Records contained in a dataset
.....

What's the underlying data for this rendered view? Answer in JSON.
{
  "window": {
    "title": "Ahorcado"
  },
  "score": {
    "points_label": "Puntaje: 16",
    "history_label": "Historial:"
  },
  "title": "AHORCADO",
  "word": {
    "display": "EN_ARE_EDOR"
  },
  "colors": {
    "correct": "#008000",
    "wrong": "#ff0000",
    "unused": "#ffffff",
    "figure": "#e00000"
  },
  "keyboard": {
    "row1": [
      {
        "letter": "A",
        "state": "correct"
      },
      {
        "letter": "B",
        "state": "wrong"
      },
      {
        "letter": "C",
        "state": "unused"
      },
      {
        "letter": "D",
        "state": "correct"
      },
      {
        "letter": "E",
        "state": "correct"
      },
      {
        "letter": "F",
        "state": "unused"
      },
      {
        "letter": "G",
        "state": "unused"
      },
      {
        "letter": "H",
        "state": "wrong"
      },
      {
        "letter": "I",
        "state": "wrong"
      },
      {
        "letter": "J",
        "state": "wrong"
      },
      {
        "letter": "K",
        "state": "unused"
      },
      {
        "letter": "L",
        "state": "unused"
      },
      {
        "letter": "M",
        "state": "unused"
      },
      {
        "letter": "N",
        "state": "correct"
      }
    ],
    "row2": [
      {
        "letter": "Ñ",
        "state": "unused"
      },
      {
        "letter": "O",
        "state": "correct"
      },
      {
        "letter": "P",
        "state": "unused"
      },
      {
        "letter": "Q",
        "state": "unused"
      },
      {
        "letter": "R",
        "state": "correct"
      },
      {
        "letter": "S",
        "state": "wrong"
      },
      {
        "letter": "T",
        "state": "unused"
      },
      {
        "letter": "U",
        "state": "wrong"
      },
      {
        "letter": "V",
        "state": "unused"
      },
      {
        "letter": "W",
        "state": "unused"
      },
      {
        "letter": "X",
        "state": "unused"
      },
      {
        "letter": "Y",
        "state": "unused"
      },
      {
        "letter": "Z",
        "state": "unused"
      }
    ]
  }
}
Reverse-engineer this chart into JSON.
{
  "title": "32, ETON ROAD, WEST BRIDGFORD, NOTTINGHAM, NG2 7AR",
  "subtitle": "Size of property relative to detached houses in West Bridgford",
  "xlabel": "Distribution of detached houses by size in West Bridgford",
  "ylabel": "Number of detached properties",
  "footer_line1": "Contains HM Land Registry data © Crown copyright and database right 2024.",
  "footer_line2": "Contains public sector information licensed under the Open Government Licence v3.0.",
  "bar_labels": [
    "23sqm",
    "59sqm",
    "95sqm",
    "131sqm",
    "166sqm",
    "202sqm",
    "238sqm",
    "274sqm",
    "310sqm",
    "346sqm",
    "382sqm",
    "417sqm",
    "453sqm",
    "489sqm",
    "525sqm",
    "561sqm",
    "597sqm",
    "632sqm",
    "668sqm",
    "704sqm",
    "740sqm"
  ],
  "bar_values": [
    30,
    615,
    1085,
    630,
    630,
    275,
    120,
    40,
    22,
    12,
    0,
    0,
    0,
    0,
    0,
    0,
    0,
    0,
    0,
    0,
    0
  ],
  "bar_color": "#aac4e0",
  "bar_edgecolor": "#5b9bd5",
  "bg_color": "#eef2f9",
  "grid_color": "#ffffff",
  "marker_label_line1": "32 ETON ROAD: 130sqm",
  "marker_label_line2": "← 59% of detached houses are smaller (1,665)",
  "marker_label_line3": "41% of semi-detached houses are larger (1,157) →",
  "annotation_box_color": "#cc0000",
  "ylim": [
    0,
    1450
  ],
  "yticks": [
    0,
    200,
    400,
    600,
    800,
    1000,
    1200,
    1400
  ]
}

.....

- [WHAT TO WORK ON] Each entry above is to be quoted exactly.

- [WRITTEN ANSWER]
What's the underlying data for this rendered view? Answer in JSON.
{
  "window": {
    "title": "Ahorcado"
  },
  "score": {
    "points_label": "Puntaje: 16",
    "history_label": "Historial:"
  },
  "title": "AHORCADO",
  "word": {
    "display": "EN_ARE_EDOR"
  },
  "colors": {
    "correct": "#008000",
    "wrong": "#ff0000",
    "unused": "#ffffff",
    "figure": "#e00000"
  },
  "keyboard": {
    "row1": [
      {
        "letter": "A",
        "state": "correct"
      },
      {
        "letter": "B",
        "state": "wrong"
      },
      {
        "letter": "C",
        "state": "unused"
      },
      {
        "letter": "D",
        "state": "correct"
      },
      {
        "letter": "E",
        "state": "correct"
      },
      {
        "letter": "F",
        "state": "unused"
      },
      {
        "letter": "G",
        "state": "unused"
      },
      {
        "letter": "H",
        "state": "wrong"
      },
      {
        "letter": "I",
        "state": "wrong"
      },
      {
        "letter": "J",
        "state": "wrong"
      },
      {
        "letter": "K",
        "state": "unused"
      },
      {
        "letter": "L",
        "state": "unused"
      },
      {
        "letter": "M",
        "state": "unused"
      },
      {
        "letter": "N",
        "state": "correct"
      }
    ],
    "row2": [
      {
        "letter": "Ñ",
        "state": "unused"
      },
      {
        "letter": "O",
        "state": "correct"
      },
      {
        "letter": "P",
        "state": "unused"
      },
      {
        "letter": "Q",
        "state": "unused"
      },
      {
        "letter": "R",
        "state": "correct"
      },
      {
        "letter": "S",
        "state": "wrong"
      },
      {
        "letter": "T",
        "state": "unused"
      },
      {
        "letter": "U",
        "state": "wrong"
      },
      {
        "letter": "V",
        "state": "unused"
      },
      {
        "letter": "W",
        "state": "unused"
      },
      {
        "letter": "X",
        "state": "unused"
      },
      {
        "letter": "Y",
        "state": "unused"
      },
      {
        "letter": "Z",
        "state": "unused"
      }
    ]
  }
}
Reverse-engineer this chart into JSON.
{
  "title": "32, ETON ROAD, WEST BRIDGFORD, NOTTINGHAM, NG2 7AR",
  "subtitle": "Size of property relative to detached houses in West Bridgford",
  "xlabel": "Distribution of detached houses by size in West Bridgford",
  "ylabel": "Number of detached properties",
  "footer_line1": "Contains HM Land Registry data © Crown copyright and database right 2024.",
  "footer_line2": "Contains public sector information licensed under the Open Government Licence v3.0.",
  "bar_labels": [
    "23sqm",
    "59sqm",
    "95sqm",
    "131sqm",
    "166sqm",
    "202sqm",
    "238sqm",
    "274sqm",
    "310sqm",
    "346sqm",
    "382sqm",
    "417sqm",
    "453sqm",
    "489sqm",
    "525sqm",
    "561sqm",
    "597sqm",
    "632sqm",
    "668sqm",
    "704sqm",
    "740sqm"
  ],
  "bar_values": [
    30,
    615,
    1085,
    630,
    630,
    275,
    120,
    40,
    22,
    12,
    0,
    0,
    0,
    0,
    0,
    0,
    0,
    0,
    0,
    0,
    0
  ],
  "bar_color": "#aac4e0",
  "bar_edgecolor": "#5b9bd5",
  "bg_color": "#eef2f9",
  "grid_color": "#ffffff",
  "marker_label_line1": "32 ETON ROAD: 130sqm",
  "marker_label_line2": "← 59% of detached houses are smaller (1,665)",
  "marker_label_line3": "41% of semi-detached houses are larger (1,157) →",
  "annotation_box_color": "#cc0000",
  "ylim": [
    0,
    1450
  ],
  "yticks": [
    0,
    200,
    400,
    600,
    800,
    1000,
    1200,
    1400
  ]
}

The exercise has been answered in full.